◆ RECORDS TO USE

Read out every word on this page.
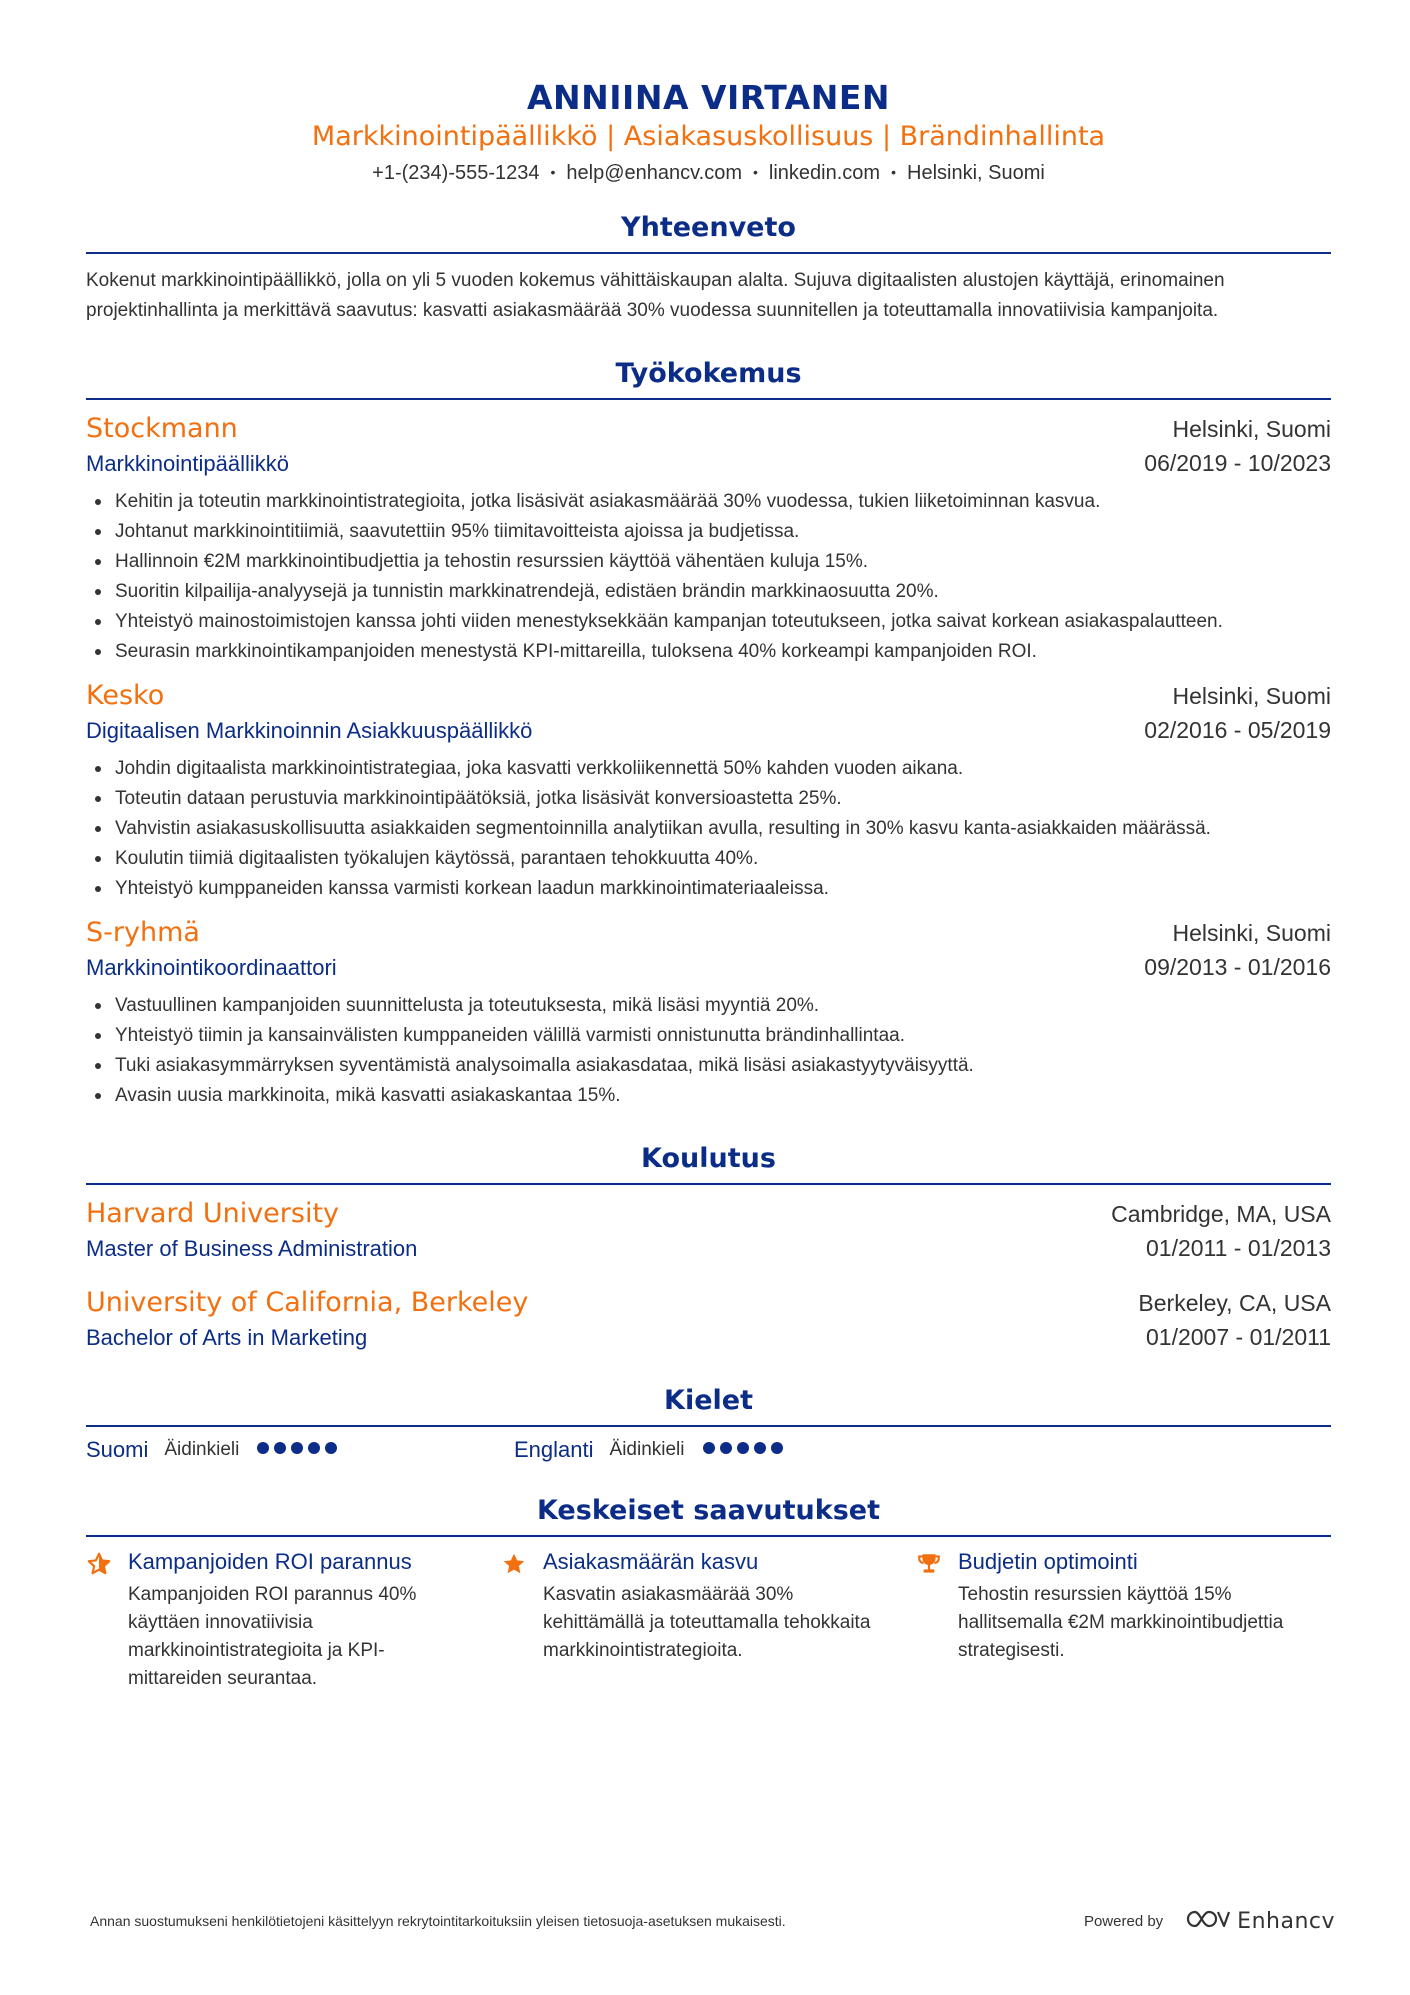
ANNIINA VIRTANEN
Markkinointipäällikkö | Asiakasuskollisuus | Brändinhallinta
+1-(234)-555-1234 • help@enhancv.com • linkedin.com • Helsinki, Suomi
Yhteenveto
Kokenut markkinointipäällikkö, jolla on yli 5 vuoden kokemus vähittäiskaupan alalta. Sujuva digitaalisten alustojen käyttäjä, erinomainen projektinhallinta ja merkittävä saavutus: kasvatti asiakasmäärää 30% vuodessa suunnitellen ja toteuttamalla innovatiivisia kampanjoita.
Työkokemus
Stockmann	Helsinki, Suomi
Markkinointipäällikkö	06/2019 - 10/2023
Kehitin ja toteutin markkinointistrategioita, jotka lisäsivät asiakasmäärää 30% vuodessa, tukien liiketoiminnan kasvua.
Johtanut markkinointitiimiä, saavutettiin 95% tiimitavoitteista ajoissa ja budjetissa.
Hallinnoin €2M markkinointibudjettia ja tehostin resurssien käyttöä vähentäen kuluja 15%.
Suoritin kilpailija-analyysejä ja tunnistin markkinatrendejä, edistäen brändin markkinaosuutta 20%.
Yhteistyö mainostoimistojen kanssa johti viiden menestyksekkään kampanjan toteutukseen, jotka saivat korkean asiakaspalautteen.
Seurasin markkinointikampanjoiden menestystä KPI-mittareilla, tuloksena 40% korkeampi kampanjoiden ROI.
Kesko	Helsinki, Suomi
Digitaalisen Markkinoinnin Asiakkuuspäällikkö	02/2016 - 05/2019
Johdin digitaalista markkinointistrategiaa, joka kasvatti verkkoliikennettä 50% kahden vuoden aikana.
Toteutin dataan perustuvia markkinointipäätöksiä, jotka lisäsivät konversioastetta 25%.
Vahvistin asiakasuskollisuutta asiakkaiden segmentoinnilla analytiikan avulla, resulting in 30% kasvu kanta-asiakkaiden määrässä.
Koulutin tiimiä digitaalisten työkalujen käytössä, parantaen tehokkuutta 40%.
Yhteistyö kumppaneiden kanssa varmisti korkean laadun markkinointimateriaaleissa.
S-ryhmä	Helsinki, Suomi
Markkinointikoordinaattori	09/2013 - 01/2016
Vastuullinen kampanjoiden suunnittelusta ja toteutuksesta, mikä lisäsi myyntiä 20%.
Yhteistyö tiimin ja kansainvälisten kumppaneiden välillä varmisti onnistunutta brändinhallintaa.
Tuki asiakasymmärryksen syventämistä analysoimalla asiakasdataa, mikä lisäsi asiakastyytyväisyyttä.
Avasin uusia markkinoita, mikä kasvatti asiakaskantaa 15%.
Koulutus
Harvard University	Cambridge, MA, USA
Master of Business Administration	01/2011 - 01/2013
University of California, Berkeley	Berkeley, CA, USA
Bachelor of Arts in Marketing	01/2007 - 01/2011
Kielet
Suomi Äidinkieli	Englanti Äidinkieli
Keskeiset saavutukset
Kampanjoiden ROI parannus
Kampanjoiden ROI parannus 40% käyttäen innovatiivisia markkinointistrategioita ja KPI-mittareiden seurantaa.
Asiakasmäärän kasvu
Kasvatin asiakasmäärää 30% kehittämällä ja toteuttamalla tehokkaita markkinointistrategioita.
Budjetin optimointi
Tehostin resurssien käyttöä 15% hallitsemalla €2M markkinointibudjettia strategisesti.
Annan suostumukseni henkilötietojeni käsittelyyn rekrytointitarkoituksiin yleisen tietosuoja-asetuksen mukaisesti.	Powered by	Enhancv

◆ TASK REQUIREMENTS
Identify the lines in the entries that hold "parannus" and return each one.

◆ RESPONSE TO THIS EXERCISE
Kampanjoiden ROI parannus
Kampanjoiden ROI parannus 40% käyttäen innovatiivisia markkinointistrategioita ja KPI-mittareiden seurantaa.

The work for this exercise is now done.